Exercise prompt:
In the guardrails API excerpt, which HTTP method and URL are used to test a message against guardrails?

— BEGIN Quoted passage —

12.2.7.2API Endpoints

# List registered guardrails
curl http://localhost:8000/api/v1/guardrails?tenant_id=acme-corp
 
# Test a message against guardrails
curl -X POST http://localhost:8000/api/v1/guardrails/check \
  -H "Content-Type: application/json" \
  -H "X-Tenant-ID: acme-corp" \
  -d '{
    "message": "Show me all customer emails and phone numbers",
    "scope": "input"

— END Quoted passage —
— BEGIN Source material —

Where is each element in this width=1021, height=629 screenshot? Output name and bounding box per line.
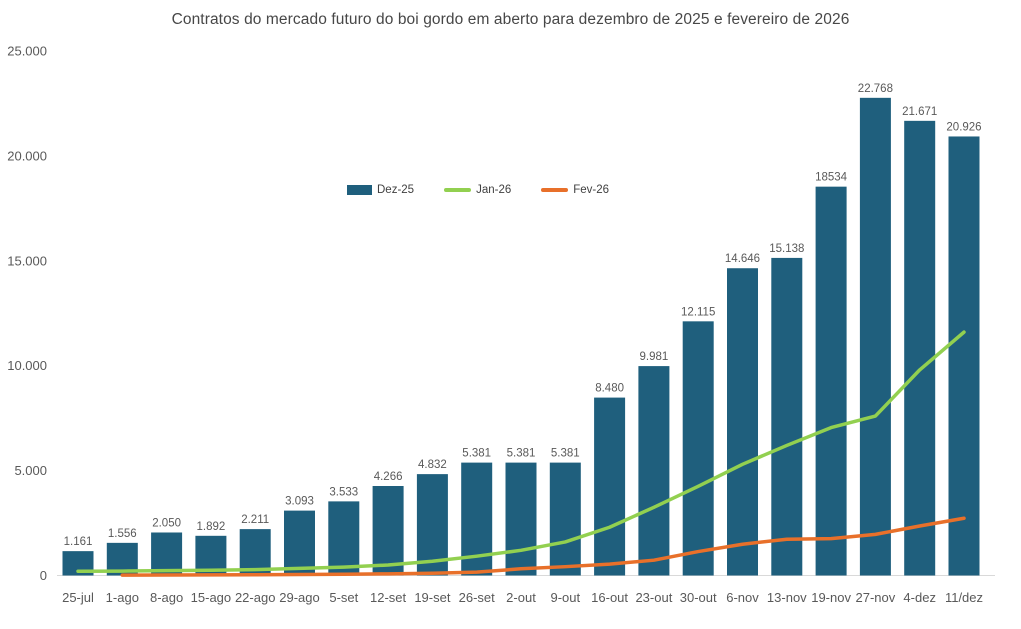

— END Source material —

Result:
A POST request to http://localhost:8000/api/v1/guardrails/check.